Exercise description: Please give the data below again in full, exactly as it stands.

Dataset entries:
— begin —

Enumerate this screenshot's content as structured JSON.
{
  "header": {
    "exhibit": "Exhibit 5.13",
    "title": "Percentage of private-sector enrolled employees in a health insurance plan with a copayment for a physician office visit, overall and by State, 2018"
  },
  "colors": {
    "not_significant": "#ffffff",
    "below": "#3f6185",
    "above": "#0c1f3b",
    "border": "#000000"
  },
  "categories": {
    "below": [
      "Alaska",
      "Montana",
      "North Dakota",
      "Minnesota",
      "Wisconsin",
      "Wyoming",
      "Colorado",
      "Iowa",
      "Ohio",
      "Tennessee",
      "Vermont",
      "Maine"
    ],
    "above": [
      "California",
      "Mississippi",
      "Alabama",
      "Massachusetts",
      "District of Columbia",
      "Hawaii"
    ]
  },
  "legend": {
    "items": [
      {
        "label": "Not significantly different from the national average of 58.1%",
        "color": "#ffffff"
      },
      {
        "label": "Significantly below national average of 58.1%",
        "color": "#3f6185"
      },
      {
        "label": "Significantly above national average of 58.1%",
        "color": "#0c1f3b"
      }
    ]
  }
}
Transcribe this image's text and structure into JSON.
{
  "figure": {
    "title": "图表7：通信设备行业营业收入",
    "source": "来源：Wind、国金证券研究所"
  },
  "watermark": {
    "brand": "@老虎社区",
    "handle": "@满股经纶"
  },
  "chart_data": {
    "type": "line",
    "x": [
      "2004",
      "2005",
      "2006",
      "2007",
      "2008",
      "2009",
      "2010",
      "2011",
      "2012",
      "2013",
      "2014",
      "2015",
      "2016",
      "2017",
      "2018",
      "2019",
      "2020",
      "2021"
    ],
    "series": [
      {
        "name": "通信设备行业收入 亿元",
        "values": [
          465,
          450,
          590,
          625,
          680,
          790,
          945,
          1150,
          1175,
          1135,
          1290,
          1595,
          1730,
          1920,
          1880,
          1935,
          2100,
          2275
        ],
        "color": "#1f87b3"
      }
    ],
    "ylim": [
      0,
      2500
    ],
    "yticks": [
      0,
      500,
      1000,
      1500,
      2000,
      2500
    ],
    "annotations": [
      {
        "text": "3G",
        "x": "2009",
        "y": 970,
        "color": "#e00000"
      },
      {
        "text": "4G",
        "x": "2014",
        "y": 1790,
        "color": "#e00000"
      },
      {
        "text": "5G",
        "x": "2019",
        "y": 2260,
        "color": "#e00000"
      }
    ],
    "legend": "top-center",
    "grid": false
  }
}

— end —

Exercise solution:
Enumerate this screenshot's content as structured JSON.
{
  "header": {
    "exhibit": "Exhibit 5.13",
    "title": "Percentage of private-sector enrolled employees in a health insurance plan with a copayment for a physician office visit, overall and by State, 2018"
  },
  "colors": {
    "not_significant": "#ffffff",
    "below": "#3f6185",
    "above": "#0c1f3b",
    "border": "#000000"
  },
  "categories": {
    "below": [
      "Alaska",
      "Montana",
      "North Dakota",
      "Minnesota",
      "Wisconsin",
      "Wyoming",
      "Colorado",
      "Iowa",
      "Ohio",
      "Tennessee",
      "Vermont",
      "Maine"
    ],
    "above": [
      "California",
      "Mississippi",
      "Alabama",
      "Massachusetts",
      "District of Columbia",
      "Hawaii"
    ]
  },
  "legend": {
    "items": [
      {
        "label": "Not significantly different from the national average of 58.1%",
        "color": "#ffffff"
      },
      {
        "label": "Significantly below national average of 58.1%",
        "color": "#3f6185"
      },
      {
        "label": "Significantly above national average of 58.1%",
        "color": "#0c1f3b"
      }
    ]
  }
}
Transcribe this image's text and structure into JSON.
{
  "figure": {
    "title": "图表7：通信设备行业营业收入",
    "source": "来源：Wind、国金证券研究所"
  },
  "watermark": {
    "brand": "@老虎社区",
    "handle": "@满股经纶"
  },
  "chart_data": {
    "type": "line",
    "x": [
      "2004",
      "2005",
      "2006",
      "2007",
      "2008",
      "2009",
      "2010",
      "2011",
      "2012",
      "2013",
      "2014",
      "2015",
      "2016",
      "2017",
      "2018",
      "2019",
      "2020",
      "2021"
    ],
    "series": [
      {
        "name": "通信设备行业收入 亿元",
        "values": [
          465,
          450,
          590,
          625,
          680,
          790,
          945,
          1150,
          1175,
          1135,
          1290,
          1595,
          1730,
          1920,
          1880,
          1935,
          2100,
          2275
        ],
        "color": "#1f87b3"
      }
    ],
    "ylim": [
      0,
      2500
    ],
    "yticks": [
      0,
      500,
      1000,
      1500,
      2000,
      2500
    ],
    "annotations": [
      {
        "text": "3G",
        "x": "2009",
        "y": 970,
        "color": "#e00000"
      },
      {
        "text": "4G",
        "x": "2014",
        "y": 1790,
        "color": "#e00000"
      },
      {
        "text": "5G",
        "x": "2019",
        "y": 2260,
        "color": "#e00000"
      }
    ],
    "legend": "top-center",
    "grid": false
  }
}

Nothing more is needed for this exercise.